PROBLEM
Provide an exact reproduction of every entry.

DATA SUPPLIED
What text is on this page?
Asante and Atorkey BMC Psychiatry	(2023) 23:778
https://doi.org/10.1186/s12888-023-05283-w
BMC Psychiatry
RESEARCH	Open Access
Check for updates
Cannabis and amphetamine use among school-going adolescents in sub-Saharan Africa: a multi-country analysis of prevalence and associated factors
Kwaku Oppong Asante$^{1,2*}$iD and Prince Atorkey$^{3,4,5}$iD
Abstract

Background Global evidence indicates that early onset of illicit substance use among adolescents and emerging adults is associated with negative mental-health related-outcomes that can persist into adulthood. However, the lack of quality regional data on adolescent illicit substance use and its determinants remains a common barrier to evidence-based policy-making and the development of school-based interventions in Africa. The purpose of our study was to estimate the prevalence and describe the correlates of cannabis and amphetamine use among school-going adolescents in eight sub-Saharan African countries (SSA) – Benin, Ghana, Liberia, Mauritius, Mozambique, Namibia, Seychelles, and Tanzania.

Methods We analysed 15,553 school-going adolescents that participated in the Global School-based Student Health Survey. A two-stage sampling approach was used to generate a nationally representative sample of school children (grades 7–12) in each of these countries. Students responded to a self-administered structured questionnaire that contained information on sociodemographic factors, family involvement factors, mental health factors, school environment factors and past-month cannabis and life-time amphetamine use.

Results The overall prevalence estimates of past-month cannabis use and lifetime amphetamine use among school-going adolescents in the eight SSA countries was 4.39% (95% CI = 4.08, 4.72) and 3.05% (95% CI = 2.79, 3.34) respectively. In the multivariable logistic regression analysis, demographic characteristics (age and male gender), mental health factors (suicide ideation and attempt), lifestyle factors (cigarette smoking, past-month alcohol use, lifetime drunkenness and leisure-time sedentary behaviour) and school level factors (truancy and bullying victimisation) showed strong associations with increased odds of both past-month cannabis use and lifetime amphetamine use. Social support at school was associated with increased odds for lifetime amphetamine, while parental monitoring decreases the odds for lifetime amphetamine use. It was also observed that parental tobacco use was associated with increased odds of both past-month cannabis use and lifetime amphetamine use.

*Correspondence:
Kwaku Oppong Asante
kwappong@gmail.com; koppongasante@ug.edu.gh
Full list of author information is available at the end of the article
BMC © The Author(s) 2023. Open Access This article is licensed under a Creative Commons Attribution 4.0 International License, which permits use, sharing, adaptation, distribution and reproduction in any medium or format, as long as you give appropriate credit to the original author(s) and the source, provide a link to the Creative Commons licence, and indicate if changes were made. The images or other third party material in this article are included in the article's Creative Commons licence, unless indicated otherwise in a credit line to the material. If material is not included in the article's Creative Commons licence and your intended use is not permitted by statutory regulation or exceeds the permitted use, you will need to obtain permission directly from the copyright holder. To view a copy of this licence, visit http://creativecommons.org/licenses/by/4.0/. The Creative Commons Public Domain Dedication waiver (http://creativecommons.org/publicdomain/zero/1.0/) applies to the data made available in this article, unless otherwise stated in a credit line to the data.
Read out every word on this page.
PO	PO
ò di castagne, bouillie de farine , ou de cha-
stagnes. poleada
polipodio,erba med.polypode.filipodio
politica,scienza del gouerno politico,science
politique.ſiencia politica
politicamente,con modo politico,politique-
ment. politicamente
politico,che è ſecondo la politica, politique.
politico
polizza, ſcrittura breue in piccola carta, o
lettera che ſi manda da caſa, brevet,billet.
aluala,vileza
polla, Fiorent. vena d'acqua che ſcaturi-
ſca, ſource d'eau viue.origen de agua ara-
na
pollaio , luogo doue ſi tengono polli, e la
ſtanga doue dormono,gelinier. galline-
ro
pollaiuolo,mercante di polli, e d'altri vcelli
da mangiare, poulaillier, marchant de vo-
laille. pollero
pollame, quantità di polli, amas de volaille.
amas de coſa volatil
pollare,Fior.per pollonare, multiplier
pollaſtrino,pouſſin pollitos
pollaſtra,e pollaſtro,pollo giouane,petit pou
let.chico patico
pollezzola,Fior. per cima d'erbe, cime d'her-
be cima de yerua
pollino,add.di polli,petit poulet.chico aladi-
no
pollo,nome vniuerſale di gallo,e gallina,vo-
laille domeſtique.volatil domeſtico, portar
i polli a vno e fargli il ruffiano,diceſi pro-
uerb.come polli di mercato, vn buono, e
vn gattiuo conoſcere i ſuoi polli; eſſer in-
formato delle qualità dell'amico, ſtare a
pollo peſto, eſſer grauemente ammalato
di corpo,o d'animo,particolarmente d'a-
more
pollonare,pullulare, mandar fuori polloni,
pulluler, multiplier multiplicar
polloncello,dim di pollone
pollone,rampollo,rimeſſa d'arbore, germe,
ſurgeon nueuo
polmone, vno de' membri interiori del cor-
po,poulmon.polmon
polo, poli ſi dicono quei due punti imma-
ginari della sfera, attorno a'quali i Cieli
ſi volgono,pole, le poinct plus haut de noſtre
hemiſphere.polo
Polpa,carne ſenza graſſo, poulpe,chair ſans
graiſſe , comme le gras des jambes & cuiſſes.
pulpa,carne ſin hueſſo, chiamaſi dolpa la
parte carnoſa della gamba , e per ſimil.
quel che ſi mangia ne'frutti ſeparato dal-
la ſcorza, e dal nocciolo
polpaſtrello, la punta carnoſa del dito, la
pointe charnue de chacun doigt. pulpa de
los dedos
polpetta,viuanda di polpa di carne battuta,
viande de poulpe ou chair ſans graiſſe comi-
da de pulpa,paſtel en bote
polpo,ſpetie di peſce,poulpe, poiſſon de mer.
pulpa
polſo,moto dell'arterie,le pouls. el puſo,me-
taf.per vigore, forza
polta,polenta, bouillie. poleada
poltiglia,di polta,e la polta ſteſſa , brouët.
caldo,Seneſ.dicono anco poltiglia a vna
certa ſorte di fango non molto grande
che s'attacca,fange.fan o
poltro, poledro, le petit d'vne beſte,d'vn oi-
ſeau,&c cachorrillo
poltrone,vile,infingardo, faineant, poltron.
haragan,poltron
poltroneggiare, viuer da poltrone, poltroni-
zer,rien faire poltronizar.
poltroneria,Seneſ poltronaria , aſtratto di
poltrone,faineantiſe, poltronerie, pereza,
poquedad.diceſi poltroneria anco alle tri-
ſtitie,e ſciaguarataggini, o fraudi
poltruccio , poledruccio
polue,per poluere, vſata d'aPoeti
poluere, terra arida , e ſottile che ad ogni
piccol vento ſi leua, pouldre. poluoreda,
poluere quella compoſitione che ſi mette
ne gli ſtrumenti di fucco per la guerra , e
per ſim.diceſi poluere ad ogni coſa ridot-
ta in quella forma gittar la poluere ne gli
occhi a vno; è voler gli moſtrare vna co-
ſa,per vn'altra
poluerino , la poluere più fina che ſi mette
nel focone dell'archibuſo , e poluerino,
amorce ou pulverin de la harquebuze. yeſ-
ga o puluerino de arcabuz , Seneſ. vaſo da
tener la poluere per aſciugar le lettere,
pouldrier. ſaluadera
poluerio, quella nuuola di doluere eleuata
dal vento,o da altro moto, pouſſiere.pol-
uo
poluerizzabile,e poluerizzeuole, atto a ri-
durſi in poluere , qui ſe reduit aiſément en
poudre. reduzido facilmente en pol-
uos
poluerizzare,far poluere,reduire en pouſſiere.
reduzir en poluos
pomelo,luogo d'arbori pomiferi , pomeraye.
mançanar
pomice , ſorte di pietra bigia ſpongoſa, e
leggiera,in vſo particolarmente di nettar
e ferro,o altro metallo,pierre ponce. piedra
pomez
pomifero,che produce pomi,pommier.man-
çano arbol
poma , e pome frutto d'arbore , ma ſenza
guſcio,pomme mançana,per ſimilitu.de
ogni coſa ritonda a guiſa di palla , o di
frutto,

TASK RESULT
What text is on this page?
Asante and Atorkey BMC Psychiatry	(2023) 23:778
https://doi.org/10.1186/s12888-023-05283-w
BMC Psychiatry
RESEARCH	Open Access
Check for updates
Cannabis and amphetamine use among school-going adolescents in sub-Saharan Africa: a multi-country analysis of prevalence and associated factors
Kwaku Oppong Asante$^{1,2*}$iD and Prince Atorkey$^{3,4,5}$iD
Abstract

Background Global evidence indicates that early onset of illicit substance use among adolescents and emerging adults is associated with negative mental-health related-outcomes that can persist into adulthood. However, the lack of quality regional data on adolescent illicit substance use and its determinants remains a common barrier to evidence-based policy-making and the development of school-based interventions in Africa. The purpose of our study was to estimate the prevalence and describe the correlates of cannabis and amphetamine use among school-going adolescents in eight sub-Saharan African countries (SSA) – Benin, Ghana, Liberia, Mauritius, Mozambique, Namibia, Seychelles, and Tanzania.

Methods We analysed 15,553 school-going adolescents that participated in the Global School-based Student Health Survey. A two-stage sampling approach was used to generate a nationally representative sample of school children (grades 7–12) in each of these countries. Students responded to a self-administered structured questionnaire that contained information on sociodemographic factors, family involvement factors, mental health factors, school environment factors and past-month cannabis and life-time amphetamine use.

Results The overall prevalence estimates of past-month cannabis use and lifetime amphetamine use among school-going adolescents in the eight SSA countries was 4.39% (95% CI = 4.08, 4.72) and 3.05% (95% CI = 2.79, 3.34) respectively. In the multivariable logistic regression analysis, demographic characteristics (age and male gender), mental health factors (suicide ideation and attempt), lifestyle factors (cigarette smoking, past-month alcohol use, lifetime drunkenness and leisure-time sedentary behaviour) and school level factors (truancy and bullying victimisation) showed strong associations with increased odds of both past-month cannabis use and lifetime amphetamine use. Social support at school was associated with increased odds for lifetime amphetamine, while parental monitoring decreases the odds for lifetime amphetamine use. It was also observed that parental tobacco use was associated with increased odds of both past-month cannabis use and lifetime amphetamine use.

*Correspondence:
Kwaku Oppong Asante
kwappong@gmail.com; koppongasante@ug.edu.gh
Full list of author information is available at the end of the article
BMC © The Author(s) 2023. Open Access This article is licensed under a Creative Commons Attribution 4.0 International License, which permits use, sharing, adaptation, distribution and reproduction in any medium or format, as long as you give appropriate credit to the original author(s) and the source, provide a link to the Creative Commons licence, and indicate if changes were made. The images or other third party material in this article are included in the article's Creative Commons licence, unless indicated otherwise in a credit line to the material. If material is not included in the article's Creative Commons licence and your intended use is not permitted by statutory regulation or exceeds the permitted use, you will need to obtain permission directly from the copyright holder. To view a copy of this licence, visit http://creativecommons.org/licenses/by/4.0/. The Creative Commons Public Domain Dedication waiver (http://creativecommons.org/publicdomain/zero/1.0/) applies to the data made available in this article, unless otherwise stated in a credit line to the data.
Read out every word on this page.
PO	PO
ò di castagne, bouillie de farine , ou de cha-
stagnes. poleada
polipodio,erba med.polypode.filipodio
politica,scienza del gouerno politico,science
politique.ſiencia politica
politicamente,con modo politico,politique-
ment. politicamente
politico,che è ſecondo la politica, politique.
politico
polizza, ſcrittura breue in piccola carta, o
lettera che ſi manda da caſa, brevet,billet.
aluala,vileza
polla, Fiorent. vena d'acqua che ſcaturi-
ſca, ſource d'eau viue.origen de agua ara-
na
pollaio , luogo doue ſi tengono polli, e la
ſtanga doue dormono,gelinier. galline-
ro
pollaiuolo,mercante di polli, e d'altri vcelli
da mangiare, poulaillier, marchant de vo-
laille. pollero
pollame, quantità di polli, amas de volaille.
amas de coſa volatil
pollare,Fior.per pollonare, multiplier
pollaſtrino,pouſſin pollitos
pollaſtra,e pollaſtro,pollo giouane,petit pou
let.chico patico
pollezzola,Fior. per cima d'erbe, cime d'her-
be cima de yerua
pollino,add.di polli,petit poulet.chico aladi-
no
pollo,nome vniuerſale di gallo,e gallina,vo-
laille domeſtique.volatil domeſtico, portar
i polli a vno e fargli il ruffiano,diceſi pro-
uerb.come polli di mercato, vn buono, e
vn gattiuo conoſcere i ſuoi polli; eſſer in-
formato delle qualità dell'amico, ſtare a
pollo peſto, eſſer grauemente ammalato
di corpo,o d'animo,particolarmente d'a-
more
pollonare,pullulare, mandar fuori polloni,
pulluler, multiplier multiplicar
polloncello,dim di pollone
pollone,rampollo,rimeſſa d'arbore, germe,
ſurgeon nueuo
polmone, vno de' membri interiori del cor-
po,poulmon.polmon
polo, poli ſi dicono quei due punti imma-
ginari della sfera, attorno a'quali i Cieli
ſi volgono,pole, le poinct plus haut de noſtre
hemiſphere.polo
Polpa,carne ſenza graſſo, poulpe,chair ſans
graiſſe , comme le gras des jambes & cuiſſes.
pulpa,carne ſin hueſſo, chiamaſi dolpa la
parte carnoſa della gamba , e per ſimil.
quel che ſi mangia ne'frutti ſeparato dal-
la ſcorza, e dal nocciolo
polpaſtrello, la punta carnoſa del dito, la
pointe charnue de chacun doigt. pulpa de
los dedos
polpetta,viuanda di polpa di carne battuta,
viande de poulpe ou chair ſans graiſſe comi-
da de pulpa,paſtel en bote
polpo,ſpetie di peſce,poulpe, poiſſon de mer.
pulpa
polſo,moto dell'arterie,le pouls. el puſo,me-
taf.per vigore, forza
polta,polenta, bouillie. poleada
poltiglia,di polta,e la polta ſteſſa , brouët.
caldo,Seneſ.dicono anco poltiglia a vna
certa ſorte di fango non molto grande
che s'attacca,fange.fan o
poltro, poledro, le petit d'vne beſte,d'vn oi-
ſeau,&c cachorrillo
poltrone,vile,infingardo, faineant, poltron.
haragan,poltron
poltroneggiare, viuer da poltrone, poltroni-
zer,rien faire poltronizar.
poltroneria,Seneſ poltronaria , aſtratto di
poltrone,faineantiſe, poltronerie, pereza,
poquedad.diceſi poltroneria anco alle tri-
ſtitie,e ſciaguarataggini, o fraudi
poltruccio , poledruccio
polue,per poluere, vſata d'aPoeti
poluere, terra arida , e ſottile che ad ogni
piccol vento ſi leua, pouldre. poluoreda,
poluere quella compoſitione che ſi mette
ne gli ſtrumenti di fucco per la guerra , e
per ſim.diceſi poluere ad ogni coſa ridot-
ta in quella forma gittar la poluere ne gli
occhi a vno; è voler gli moſtrare vna co-
ſa,per vn'altra
poluerino , la poluere più fina che ſi mette
nel focone dell'archibuſo , e poluerino,
amorce ou pulverin de la harquebuze. yeſ-
ga o puluerino de arcabuz , Seneſ. vaſo da
tener la poluere per aſciugar le lettere,
pouldrier. ſaluadera
poluerio, quella nuuola di doluere eleuata
dal vento,o da altro moto, pouſſiere.pol-
uo
poluerizzabile,e poluerizzeuole, atto a ri-
durſi in poluere , qui ſe reduit aiſément en
poudre. reduzido facilmente en pol-
uos
poluerizzare,far poluere,reduire en pouſſiere.
reduzir en poluos
pomelo,luogo d'arbori pomiferi , pomeraye.
mançanar
pomice , ſorte di pietra bigia ſpongoſa, e
leggiera,in vſo particolarmente di nettar
e ferro,o altro metallo,pierre ponce. piedra
pomez
pomifero,che produce pomi,pommier.man-
çano arbol
poma , e pome frutto d'arbore , ma ſenza
guſcio,pomme mançana,per ſimilitu.de
ogni coſa ritonda a guiſa di palla , o di
frutto,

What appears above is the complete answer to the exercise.